- [Stated exercise]: Give all of the lines again, with nothing added or dropped.
- - - - - - -
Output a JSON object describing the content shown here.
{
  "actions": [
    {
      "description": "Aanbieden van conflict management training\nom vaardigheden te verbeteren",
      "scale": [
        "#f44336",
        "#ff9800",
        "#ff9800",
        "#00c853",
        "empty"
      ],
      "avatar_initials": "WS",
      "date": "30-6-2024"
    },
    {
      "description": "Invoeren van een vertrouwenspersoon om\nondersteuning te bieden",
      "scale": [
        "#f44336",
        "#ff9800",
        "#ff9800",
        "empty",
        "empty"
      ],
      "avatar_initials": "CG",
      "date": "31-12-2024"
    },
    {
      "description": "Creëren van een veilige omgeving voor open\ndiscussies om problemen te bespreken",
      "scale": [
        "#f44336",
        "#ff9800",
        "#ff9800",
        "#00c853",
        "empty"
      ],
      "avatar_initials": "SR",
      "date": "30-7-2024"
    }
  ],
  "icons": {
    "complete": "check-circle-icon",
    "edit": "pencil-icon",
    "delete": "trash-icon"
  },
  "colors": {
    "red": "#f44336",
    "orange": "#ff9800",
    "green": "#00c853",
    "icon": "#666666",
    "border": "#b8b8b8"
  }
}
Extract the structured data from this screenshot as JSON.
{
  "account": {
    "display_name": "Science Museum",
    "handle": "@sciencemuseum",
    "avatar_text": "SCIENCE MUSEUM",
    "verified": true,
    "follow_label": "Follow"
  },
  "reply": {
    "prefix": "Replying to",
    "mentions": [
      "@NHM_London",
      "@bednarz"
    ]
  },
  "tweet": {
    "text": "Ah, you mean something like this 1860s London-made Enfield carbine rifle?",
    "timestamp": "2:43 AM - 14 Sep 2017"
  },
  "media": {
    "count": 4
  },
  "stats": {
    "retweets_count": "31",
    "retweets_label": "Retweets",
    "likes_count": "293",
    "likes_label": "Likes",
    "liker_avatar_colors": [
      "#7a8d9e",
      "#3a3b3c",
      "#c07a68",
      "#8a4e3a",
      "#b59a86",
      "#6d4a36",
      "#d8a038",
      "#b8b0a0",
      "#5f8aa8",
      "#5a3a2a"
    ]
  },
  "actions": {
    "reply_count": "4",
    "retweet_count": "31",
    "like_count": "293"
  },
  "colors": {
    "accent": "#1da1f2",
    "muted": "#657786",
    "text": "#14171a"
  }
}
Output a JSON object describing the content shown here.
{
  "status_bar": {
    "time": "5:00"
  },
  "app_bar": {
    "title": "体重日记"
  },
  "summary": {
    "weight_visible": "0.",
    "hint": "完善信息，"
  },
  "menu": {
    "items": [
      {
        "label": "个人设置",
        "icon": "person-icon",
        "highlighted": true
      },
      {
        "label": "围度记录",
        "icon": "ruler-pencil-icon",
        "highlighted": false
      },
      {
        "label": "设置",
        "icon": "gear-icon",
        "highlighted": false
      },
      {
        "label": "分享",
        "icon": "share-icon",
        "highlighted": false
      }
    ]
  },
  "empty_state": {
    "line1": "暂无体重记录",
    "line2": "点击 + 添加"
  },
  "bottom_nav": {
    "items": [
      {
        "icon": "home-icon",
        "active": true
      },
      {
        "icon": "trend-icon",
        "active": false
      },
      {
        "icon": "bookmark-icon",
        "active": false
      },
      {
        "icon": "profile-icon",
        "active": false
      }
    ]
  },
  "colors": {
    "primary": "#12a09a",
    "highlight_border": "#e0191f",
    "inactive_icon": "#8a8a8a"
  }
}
- - - - - - -
- [Task result]:
Output a JSON object describing the content shown here.
{
  "actions": [
    {
      "description": "Aanbieden van conflict management training\nom vaardigheden te verbeteren",
      "scale": [
        "#f44336",
        "#ff9800",
        "#ff9800",
        "#00c853",
        "empty"
      ],
      "avatar_initials": "WS",
      "date": "30-6-2024"
    },
    {
      "description": "Invoeren van een vertrouwenspersoon om\nondersteuning te bieden",
      "scale": [
        "#f44336",
        "#ff9800",
        "#ff9800",
        "empty",
        "empty"
      ],
      "avatar_initials": "CG",
      "date": "31-12-2024"
    },
    {
      "description": "Creëren van een veilige omgeving voor open\ndiscussies om problemen te bespreken",
      "scale": [
        "#f44336",
        "#ff9800",
        "#ff9800",
        "#00c853",
        "empty"
      ],
      "avatar_initials": "SR",
      "date": "30-7-2024"
    }
  ],
  "icons": {
    "complete": "check-circle-icon",
    "edit": "pencil-icon",
    "delete": "trash-icon"
  },
  "colors": {
    "red": "#f44336",
    "orange": "#ff9800",
    "green": "#00c853",
    "icon": "#666666",
    "border": "#b8b8b8"
  }
}
Extract the structured data from this screenshot as JSON.
{
  "account": {
    "display_name": "Science Museum",
    "handle": "@sciencemuseum",
    "avatar_text": "SCIENCE MUSEUM",
    "verified": true,
    "follow_label": "Follow"
  },
  "reply": {
    "prefix": "Replying to",
    "mentions": [
      "@NHM_London",
      "@bednarz"
    ]
  },
  "tweet": {
    "text": "Ah, you mean something like this 1860s London-made Enfield carbine rifle?",
    "timestamp": "2:43 AM - 14 Sep 2017"
  },
  "media": {
    "count": 4
  },
  "stats": {
    "retweets_count": "31",
    "retweets_label": "Retweets",
    "likes_count": "293",
    "likes_label": "Likes",
    "liker_avatar_colors": [
      "#7a8d9e",
      "#3a3b3c",
      "#c07a68",
      "#8a4e3a",
      "#b59a86",
      "#6d4a36",
      "#d8a038",
      "#b8b0a0",
      "#5f8aa8",
      "#5a3a2a"
    ]
  },
  "actions": {
    "reply_count": "4",
    "retweet_count": "31",
    "like_count": "293"
  },
  "colors": {
    "accent": "#1da1f2",
    "muted": "#657786",
    "text": "#14171a"
  }
}
Output a JSON object describing the content shown here.
{
  "status_bar": {
    "time": "5:00"
  },
  "app_bar": {
    "title": "体重日记"
  },
  "summary": {
    "weight_visible": "0.",
    "hint": "完善信息，"
  },
  "menu": {
    "items": [
      {
        "label": "个人设置",
        "icon": "person-icon",
        "highlighted": true
      },
      {
        "label": "围度记录",
        "icon": "ruler-pencil-icon",
        "highlighted": false
      },
      {
        "label": "设置",
        "icon": "gear-icon",
        "highlighted": false
      },
      {
        "label": "分享",
        "icon": "share-icon",
        "highlighted": false
      }
    ]
  },
  "empty_state": {
    "line1": "暂无体重记录",
    "line2": "点击 + 添加"
  },
  "bottom_nav": {
    "items": [
      {
        "icon": "home-icon",
        "active": true
      },
      {
        "icon": "trend-icon",
        "active": false
      },
      {
        "icon": "bookmark-icon",
        "active": false
      },
      {
        "icon": "profile-icon",
        "active": false
      }
    ]
  },
  "colors": {
    "primary": "#12a09a",
    "highlight_border": "#e0191f",
    "inactive_icon": "#8a8a8a"
  }
}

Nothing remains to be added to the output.